To do = Locate the word "kiếm" in the entries below, then gather every line that holds it.

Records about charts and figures
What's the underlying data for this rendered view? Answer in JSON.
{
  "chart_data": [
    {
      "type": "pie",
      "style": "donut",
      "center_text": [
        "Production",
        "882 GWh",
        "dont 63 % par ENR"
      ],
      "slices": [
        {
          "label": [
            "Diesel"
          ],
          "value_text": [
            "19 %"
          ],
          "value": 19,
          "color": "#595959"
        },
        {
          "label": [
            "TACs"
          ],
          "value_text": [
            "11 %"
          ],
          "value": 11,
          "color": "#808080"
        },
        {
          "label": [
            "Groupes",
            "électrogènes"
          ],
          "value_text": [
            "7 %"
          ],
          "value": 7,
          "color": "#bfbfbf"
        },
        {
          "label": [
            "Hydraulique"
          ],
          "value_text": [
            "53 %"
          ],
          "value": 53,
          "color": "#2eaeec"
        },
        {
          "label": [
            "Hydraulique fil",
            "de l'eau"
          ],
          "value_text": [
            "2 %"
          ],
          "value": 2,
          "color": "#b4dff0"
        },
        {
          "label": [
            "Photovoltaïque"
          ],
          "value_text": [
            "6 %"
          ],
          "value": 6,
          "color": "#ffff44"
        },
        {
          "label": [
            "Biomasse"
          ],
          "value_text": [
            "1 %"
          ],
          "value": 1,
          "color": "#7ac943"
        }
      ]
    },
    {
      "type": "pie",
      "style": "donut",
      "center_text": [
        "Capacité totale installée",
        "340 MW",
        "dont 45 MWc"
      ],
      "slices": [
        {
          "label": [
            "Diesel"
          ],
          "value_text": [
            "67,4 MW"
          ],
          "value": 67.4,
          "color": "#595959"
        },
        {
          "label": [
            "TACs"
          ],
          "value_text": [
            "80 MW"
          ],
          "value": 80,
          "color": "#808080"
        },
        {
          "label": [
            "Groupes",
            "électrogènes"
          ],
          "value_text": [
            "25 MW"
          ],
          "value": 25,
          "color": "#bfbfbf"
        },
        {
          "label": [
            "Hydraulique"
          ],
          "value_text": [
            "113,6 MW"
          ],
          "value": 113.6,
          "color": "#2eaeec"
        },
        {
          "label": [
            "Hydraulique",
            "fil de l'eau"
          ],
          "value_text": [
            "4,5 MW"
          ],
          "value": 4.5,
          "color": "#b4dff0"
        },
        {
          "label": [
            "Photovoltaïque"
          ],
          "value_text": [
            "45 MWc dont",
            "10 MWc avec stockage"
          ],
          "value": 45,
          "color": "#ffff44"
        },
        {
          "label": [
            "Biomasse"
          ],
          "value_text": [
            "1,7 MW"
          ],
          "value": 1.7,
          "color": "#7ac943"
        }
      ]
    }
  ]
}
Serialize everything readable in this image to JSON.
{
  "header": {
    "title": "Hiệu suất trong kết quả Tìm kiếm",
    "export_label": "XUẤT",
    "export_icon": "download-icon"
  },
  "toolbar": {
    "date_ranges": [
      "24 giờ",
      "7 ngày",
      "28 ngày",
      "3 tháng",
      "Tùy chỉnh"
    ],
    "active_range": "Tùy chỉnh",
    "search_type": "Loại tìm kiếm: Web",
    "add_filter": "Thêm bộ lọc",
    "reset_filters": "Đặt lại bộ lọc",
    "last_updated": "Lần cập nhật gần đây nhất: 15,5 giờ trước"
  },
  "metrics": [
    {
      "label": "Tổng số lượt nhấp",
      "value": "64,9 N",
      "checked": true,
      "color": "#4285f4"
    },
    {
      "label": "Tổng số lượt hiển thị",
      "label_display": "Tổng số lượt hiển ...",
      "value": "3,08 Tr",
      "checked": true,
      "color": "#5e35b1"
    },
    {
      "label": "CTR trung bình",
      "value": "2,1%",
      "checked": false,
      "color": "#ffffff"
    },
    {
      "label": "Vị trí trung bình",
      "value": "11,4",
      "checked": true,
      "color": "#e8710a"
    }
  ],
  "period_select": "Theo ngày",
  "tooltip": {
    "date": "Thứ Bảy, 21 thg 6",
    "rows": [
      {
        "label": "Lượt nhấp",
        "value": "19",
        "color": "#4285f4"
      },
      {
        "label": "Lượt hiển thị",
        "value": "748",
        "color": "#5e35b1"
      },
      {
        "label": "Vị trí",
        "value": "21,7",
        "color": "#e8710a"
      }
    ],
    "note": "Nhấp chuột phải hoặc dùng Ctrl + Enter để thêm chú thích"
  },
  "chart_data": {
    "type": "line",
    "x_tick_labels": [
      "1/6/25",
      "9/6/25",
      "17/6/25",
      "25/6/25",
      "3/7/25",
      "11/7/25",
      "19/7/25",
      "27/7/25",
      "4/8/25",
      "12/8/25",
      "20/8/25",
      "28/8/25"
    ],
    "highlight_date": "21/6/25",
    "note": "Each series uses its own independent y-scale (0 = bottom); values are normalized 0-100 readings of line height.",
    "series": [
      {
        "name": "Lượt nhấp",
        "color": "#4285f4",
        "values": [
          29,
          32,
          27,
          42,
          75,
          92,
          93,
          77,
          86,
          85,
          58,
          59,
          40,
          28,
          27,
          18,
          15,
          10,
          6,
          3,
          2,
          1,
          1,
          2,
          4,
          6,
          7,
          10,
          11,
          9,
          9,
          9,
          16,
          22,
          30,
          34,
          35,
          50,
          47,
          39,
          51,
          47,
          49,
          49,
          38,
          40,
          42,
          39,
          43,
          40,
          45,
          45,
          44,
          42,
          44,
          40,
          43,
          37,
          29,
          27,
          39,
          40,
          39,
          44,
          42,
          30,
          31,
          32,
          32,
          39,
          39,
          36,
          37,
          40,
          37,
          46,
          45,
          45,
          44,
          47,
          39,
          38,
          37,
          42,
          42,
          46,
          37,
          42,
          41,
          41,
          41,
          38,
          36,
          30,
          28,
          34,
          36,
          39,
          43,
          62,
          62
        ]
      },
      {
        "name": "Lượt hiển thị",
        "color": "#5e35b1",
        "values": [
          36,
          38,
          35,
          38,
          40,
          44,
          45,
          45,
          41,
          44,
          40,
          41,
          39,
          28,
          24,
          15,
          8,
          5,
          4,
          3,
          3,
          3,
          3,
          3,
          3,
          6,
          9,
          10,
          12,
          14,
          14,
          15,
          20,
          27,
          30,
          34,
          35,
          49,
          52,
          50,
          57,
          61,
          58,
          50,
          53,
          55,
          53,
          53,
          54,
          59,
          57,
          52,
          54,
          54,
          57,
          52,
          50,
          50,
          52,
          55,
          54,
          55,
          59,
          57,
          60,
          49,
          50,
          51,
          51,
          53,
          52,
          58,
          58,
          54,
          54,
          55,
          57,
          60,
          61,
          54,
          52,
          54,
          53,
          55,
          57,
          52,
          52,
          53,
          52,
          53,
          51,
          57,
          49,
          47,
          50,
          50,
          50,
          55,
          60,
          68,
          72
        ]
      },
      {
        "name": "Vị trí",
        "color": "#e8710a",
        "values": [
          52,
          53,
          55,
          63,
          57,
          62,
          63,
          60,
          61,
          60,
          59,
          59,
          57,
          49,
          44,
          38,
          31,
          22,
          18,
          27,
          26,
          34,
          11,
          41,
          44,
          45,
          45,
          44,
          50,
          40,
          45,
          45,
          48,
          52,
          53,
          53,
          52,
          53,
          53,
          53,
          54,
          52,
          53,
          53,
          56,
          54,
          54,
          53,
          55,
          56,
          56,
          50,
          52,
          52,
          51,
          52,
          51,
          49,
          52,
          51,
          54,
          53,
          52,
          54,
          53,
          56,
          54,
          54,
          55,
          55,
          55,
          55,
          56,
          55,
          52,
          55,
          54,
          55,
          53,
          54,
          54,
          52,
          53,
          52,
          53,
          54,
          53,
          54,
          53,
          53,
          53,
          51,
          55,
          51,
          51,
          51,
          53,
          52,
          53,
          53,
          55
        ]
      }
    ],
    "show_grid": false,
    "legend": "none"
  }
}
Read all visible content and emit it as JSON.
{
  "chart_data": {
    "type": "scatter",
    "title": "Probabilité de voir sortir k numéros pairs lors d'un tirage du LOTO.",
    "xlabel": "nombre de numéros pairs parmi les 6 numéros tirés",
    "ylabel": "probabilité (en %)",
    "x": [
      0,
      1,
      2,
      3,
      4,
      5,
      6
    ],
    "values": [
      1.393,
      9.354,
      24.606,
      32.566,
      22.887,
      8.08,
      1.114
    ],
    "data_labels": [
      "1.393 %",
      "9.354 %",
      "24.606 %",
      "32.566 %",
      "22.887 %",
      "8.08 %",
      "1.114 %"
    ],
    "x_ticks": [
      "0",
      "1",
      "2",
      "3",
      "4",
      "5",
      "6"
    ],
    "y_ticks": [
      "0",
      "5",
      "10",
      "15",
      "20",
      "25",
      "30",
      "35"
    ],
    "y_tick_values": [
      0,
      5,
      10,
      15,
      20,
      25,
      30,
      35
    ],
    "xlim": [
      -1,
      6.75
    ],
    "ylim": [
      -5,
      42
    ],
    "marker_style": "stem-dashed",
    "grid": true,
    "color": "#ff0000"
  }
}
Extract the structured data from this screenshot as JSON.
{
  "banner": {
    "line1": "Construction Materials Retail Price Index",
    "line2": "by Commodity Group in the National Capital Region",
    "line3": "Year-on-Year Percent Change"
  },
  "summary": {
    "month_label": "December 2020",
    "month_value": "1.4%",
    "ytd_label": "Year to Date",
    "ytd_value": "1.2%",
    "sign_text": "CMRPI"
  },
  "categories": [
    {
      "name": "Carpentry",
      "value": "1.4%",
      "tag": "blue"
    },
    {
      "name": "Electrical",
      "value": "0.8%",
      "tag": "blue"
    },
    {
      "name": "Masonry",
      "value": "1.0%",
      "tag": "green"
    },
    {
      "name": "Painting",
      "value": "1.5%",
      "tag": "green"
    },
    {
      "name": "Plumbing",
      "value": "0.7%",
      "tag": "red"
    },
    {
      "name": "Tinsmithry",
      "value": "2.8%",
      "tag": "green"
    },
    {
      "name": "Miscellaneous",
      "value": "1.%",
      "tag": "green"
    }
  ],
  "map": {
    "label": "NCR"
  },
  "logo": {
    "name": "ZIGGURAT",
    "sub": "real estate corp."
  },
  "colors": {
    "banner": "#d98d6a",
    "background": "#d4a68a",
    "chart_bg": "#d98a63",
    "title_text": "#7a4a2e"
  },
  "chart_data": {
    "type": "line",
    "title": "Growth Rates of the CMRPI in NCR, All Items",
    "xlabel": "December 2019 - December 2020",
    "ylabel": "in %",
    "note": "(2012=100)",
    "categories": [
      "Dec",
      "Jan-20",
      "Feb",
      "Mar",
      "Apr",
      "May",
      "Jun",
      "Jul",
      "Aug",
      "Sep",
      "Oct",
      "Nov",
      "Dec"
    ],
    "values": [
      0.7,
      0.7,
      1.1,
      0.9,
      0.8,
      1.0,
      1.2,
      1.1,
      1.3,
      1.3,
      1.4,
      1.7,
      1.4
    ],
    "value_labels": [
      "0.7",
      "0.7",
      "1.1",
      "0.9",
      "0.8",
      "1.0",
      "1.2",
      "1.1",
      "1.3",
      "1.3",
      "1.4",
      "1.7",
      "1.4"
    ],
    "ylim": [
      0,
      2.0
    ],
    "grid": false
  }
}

Finished answer =
    "title": "Hiệu suất trong kết quả Tìm kiếm",
    "search_type": "Loại tìm kiếm: Web",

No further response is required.